## Task brief
Take every line where the string "transfer" appears and copy it.

# START OF Data provided

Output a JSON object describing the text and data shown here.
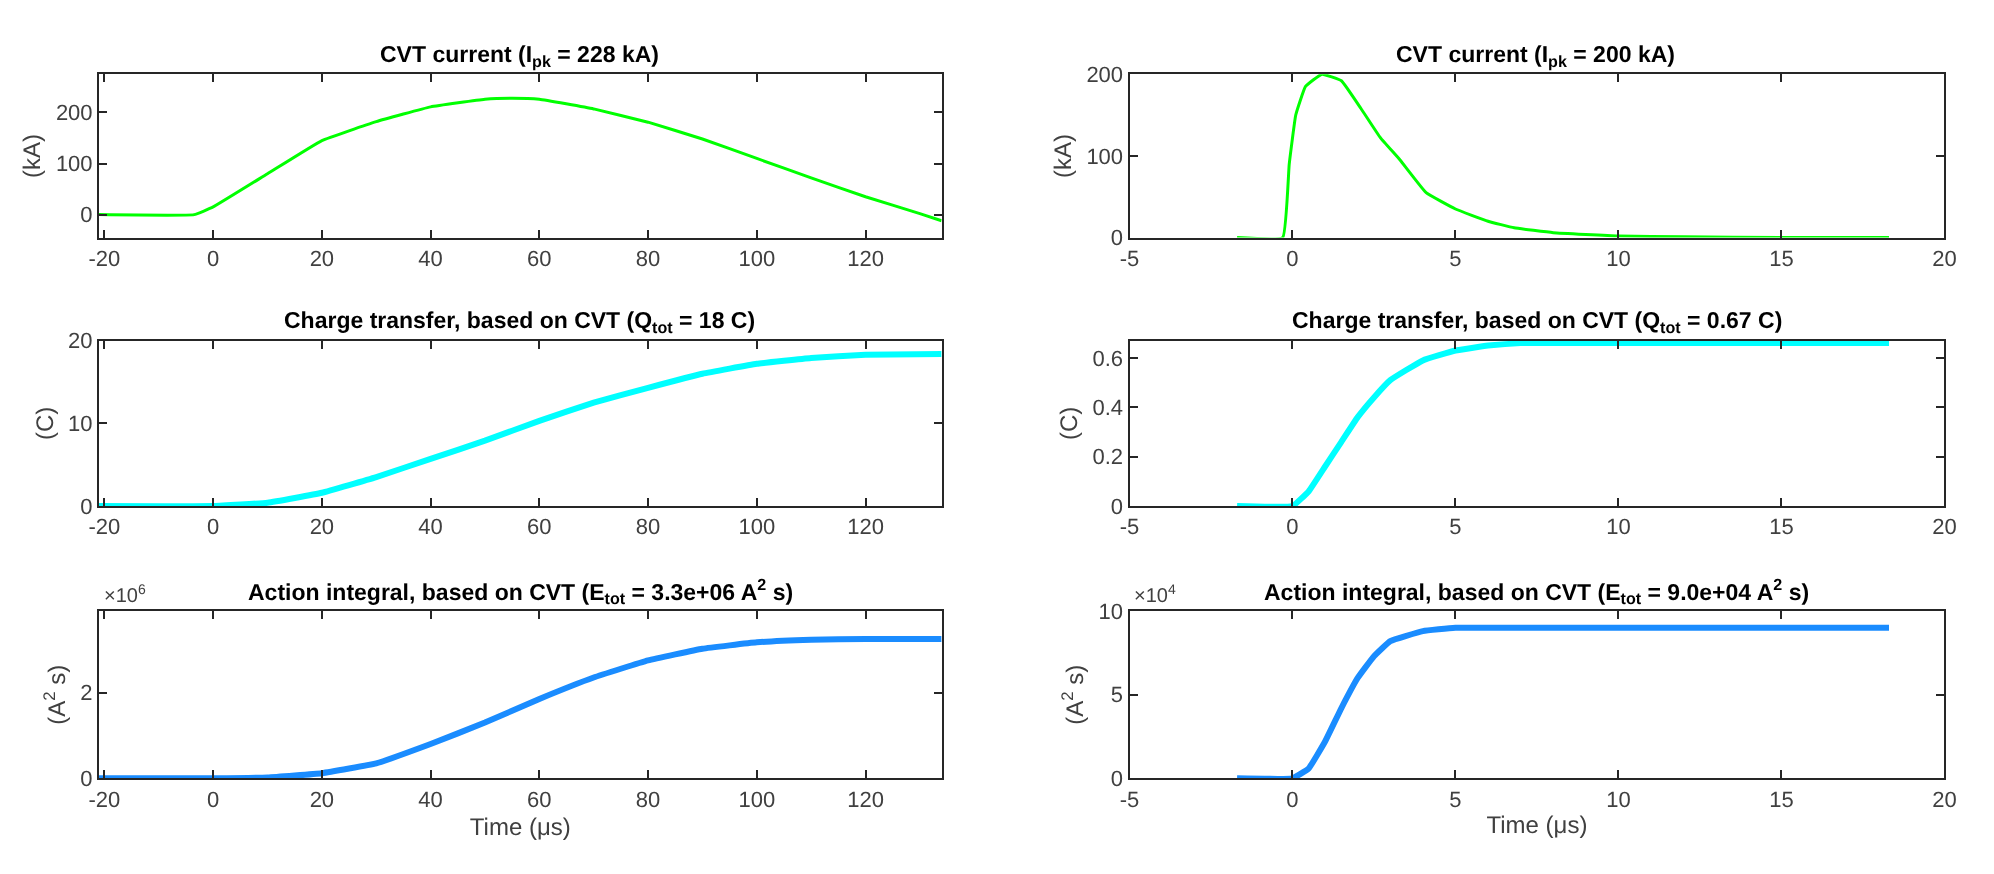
{
  "chart_data": [
    {
      "type": "line",
      "title": "CVT current (I$_{pk}$ = 228 kA)",
      "ylabel": "(kA)",
      "xlim": [
        -21,
        134
      ],
      "ylim": [
        -45,
        275
      ],
      "xticks": [
        -20,
        0,
        20,
        40,
        60,
        80,
        100,
        120
      ],
      "yticks": [
        0,
        100,
        200
      ],
      "line_style": "solid",
      "marker": "none",
      "x": [
        -21,
        -3.5,
        0,
        10,
        20,
        30,
        40,
        50,
        55,
        60,
        70,
        80,
        90,
        100,
        110,
        120,
        130,
        134
      ],
      "series": [
        {
          "color": "#00ff00",
          "values": [
            0,
            0,
            15,
            80,
            145,
            182,
            211,
            226,
            228,
            226,
            207,
            181,
            148,
            110,
            72,
            35,
            2,
            -12
          ]
        }
      ]
    },
    {
      "type": "line",
      "title": "CVT current (I$_{pk}$ = 200 kA)",
      "ylabel": "(kA)",
      "xlim": [
        -5,
        20
      ],
      "ylim": [
        0,
        200
      ],
      "xticks": [
        -5,
        0,
        5,
        10,
        15,
        20
      ],
      "yticks": [
        0,
        100,
        200
      ],
      "line_style": "solid",
      "marker": "none",
      "x": [
        -1.7,
        -0.3,
        -0.1,
        0.1,
        0.4,
        0.9,
        1.5,
        2.1,
        2.7,
        3.3,
        4.1,
        5,
        6,
        6.8,
        8,
        10,
        12,
        15,
        18.3
      ],
      "series": [
        {
          "color": "#00ff00",
          "values": [
            0,
            0,
            90,
            150,
            185,
            200,
            192,
            158,
            122,
            95,
            55,
            35,
            20,
            12,
            6,
            2,
            1,
            0,
            0
          ]
        }
      ]
    },
    {
      "type": "line",
      "title": "Charge transfer, based on CVT (Q$_{tot}$ = 18 C)",
      "ylabel": "(C)",
      "xlim": [
        -21,
        134
      ],
      "ylim": [
        0,
        20
      ],
      "xticks": [
        -20,
        0,
        20,
        40,
        60,
        80,
        100,
        120
      ],
      "yticks": [
        0,
        10,
        20
      ],
      "line_style": "solid",
      "marker": "none",
      "x": [
        -21,
        0,
        10,
        20,
        30,
        40,
        50,
        60,
        70,
        80,
        90,
        100,
        110,
        120,
        134
      ],
      "series": [
        {
          "color": "#00ffff",
          "values": [
            0,
            0,
            0.4,
            1.6,
            3.5,
            5.7,
            7.9,
            10.3,
            12.5,
            14.3,
            16,
            17.2,
            17.9,
            18.3,
            18.4
          ]
        }
      ]
    },
    {
      "type": "line",
      "title": "Charge transfer, based on CVT (Q$_{tot}$ = 0.67 C)",
      "ylabel": "(C)",
      "xlim": [
        -5,
        20
      ],
      "ylim": [
        0,
        0.67
      ],
      "xticks": [
        -5,
        0,
        5,
        10,
        15,
        20
      ],
      "yticks": [
        0,
        0.2,
        0.4,
        0.6
      ],
      "line_style": "solid",
      "marker": "none",
      "x": [
        -1.7,
        0,
        0.5,
        1,
        1.5,
        2,
        2.5,
        3,
        4,
        5,
        6,
        7,
        8,
        18.3
      ],
      "series": [
        {
          "color": "#00ffff",
          "values": [
            0,
            0,
            0.06,
            0.16,
            0.26,
            0.36,
            0.44,
            0.51,
            0.59,
            0.63,
            0.65,
            0.66,
            0.66,
            0.66
          ]
        }
      ]
    },
    {
      "type": "line",
      "title": "Action integral, based on CVT (E$_{tot}$ = 3.3e+06 A$^{2}$ s)",
      "ylabel": "(A$^{2}$ s)",
      "xlabel": "Time (μs)",
      "annotations": [
        "×10$^{6}$"
      ],
      "xlim": [
        -21,
        134
      ],
      "ylim": [
        0,
        3.9
      ],
      "xticks": [
        -20,
        0,
        20,
        40,
        60,
        80,
        100,
        120
      ],
      "yticks": [
        0,
        2
      ],
      "line_style": "solid",
      "marker": "none",
      "x": [
        -21,
        0,
        10,
        20,
        30,
        40,
        50,
        60,
        70,
        80,
        90,
        100,
        110,
        120,
        134
      ],
      "series": [
        {
          "color": "#1a8cff",
          "values": [
            0,
            0,
            0.02,
            0.12,
            0.35,
            0.8,
            1.3,
            1.85,
            2.35,
            2.75,
            3.02,
            3.17,
            3.23,
            3.25,
            3.25
          ]
        }
      ]
    },
    {
      "type": "line",
      "title": "Action integral, based on CVT (E$_{tot}$ = 9.0e+04 A$^{2}$ s)",
      "ylabel": "(A$^{2}$ s)",
      "xlabel": "Time (μs)",
      "annotations": [
        "×10$^{4}$"
      ],
      "xlim": [
        -5,
        20
      ],
      "ylim": [
        0,
        10
      ],
      "xticks": [
        -5,
        0,
        5,
        10,
        15,
        20
      ],
      "yticks": [
        0,
        5,
        10
      ],
      "line_style": "solid",
      "marker": "none",
      "x": [
        -1.7,
        0,
        0.5,
        1,
        1.5,
        2,
        2.5,
        3,
        4,
        5,
        18.3
      ],
      "series": [
        {
          "color": "#1a8cff",
          "values": [
            0,
            0,
            0.6,
            2.2,
            4.2,
            6.0,
            7.3,
            8.2,
            8.8,
            9.0,
            9.0
          ]
        }
      ]
    }
  ]
}
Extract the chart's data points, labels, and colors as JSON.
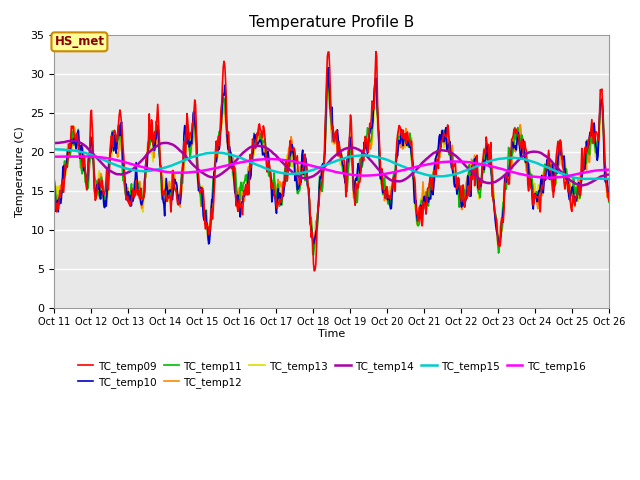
{
  "title": "Temperature Profile B",
  "xlabel": "Time",
  "ylabel": "Temperature (C)",
  "ylim": [
    0,
    35
  ],
  "yticks": [
    0,
    5,
    10,
    15,
    20,
    25,
    30,
    35
  ],
  "annotation": "HS_met",
  "series_colors": {
    "TC_temp09": "#ff0000",
    "TC_temp10": "#0000cd",
    "TC_temp11": "#00bb00",
    "TC_temp12": "#ff8800",
    "TC_temp13": "#dddd00",
    "TC_temp14": "#aa00aa",
    "TC_temp15": "#00cccc",
    "TC_temp16": "#ff00ff"
  },
  "series_linewidths": {
    "TC_temp09": 1.2,
    "TC_temp10": 1.2,
    "TC_temp11": 1.2,
    "TC_temp12": 1.2,
    "TC_temp13": 1.2,
    "TC_temp14": 1.8,
    "TC_temp15": 1.8,
    "TC_temp16": 1.8
  },
  "background_color": "#e8e8e8",
  "fig_background": "#ffffff",
  "num_points": 720
}
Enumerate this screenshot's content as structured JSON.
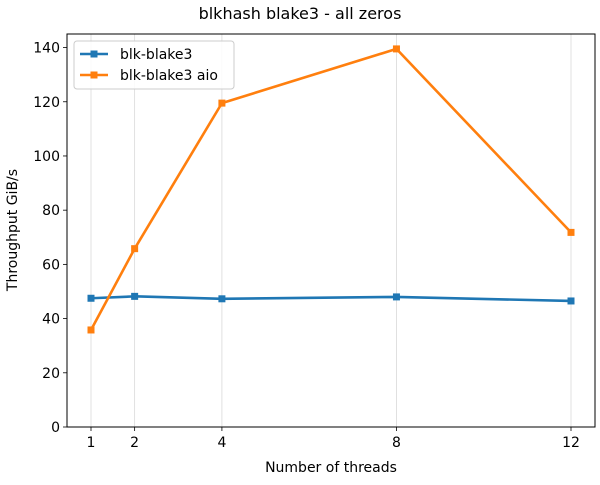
{
  "chart_data": {
    "type": "line",
    "title": "blkhash blake3 - all zeros",
    "xlabel": "Number of threads",
    "ylabel": "Throughput GiB/s",
    "x": [
      1,
      2,
      4,
      8,
      12
    ],
    "xticks": [
      "1",
      "2",
      "4",
      "8",
      "12"
    ],
    "xlim": [
      0.45,
      12.55
    ],
    "yticks": [
      "0",
      "20",
      "40",
      "60",
      "80",
      "100",
      "120",
      "140"
    ],
    "ylim": [
      0,
      145
    ],
    "grid": "vertical",
    "legend_position": "top-left",
    "series": [
      {
        "name": "blk-blake3",
        "color": "#1f77b4",
        "marker": "square",
        "values": [
          47.5,
          48.2,
          47.3,
          48.0,
          46.5
        ]
      },
      {
        "name": "blk-blake3 aio",
        "color": "#ff7f0e",
        "marker": "square",
        "values": [
          35.8,
          65.8,
          119.5,
          139.5,
          71.8
        ]
      }
    ]
  }
}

# END OF Data provided

## The result
      "title": "Charge transfer, based on CVT (Q$_{tot}$ = 18 C)",
      "title": "Charge transfer, based on CVT (Q$_{tot}$ = 0.67 C)",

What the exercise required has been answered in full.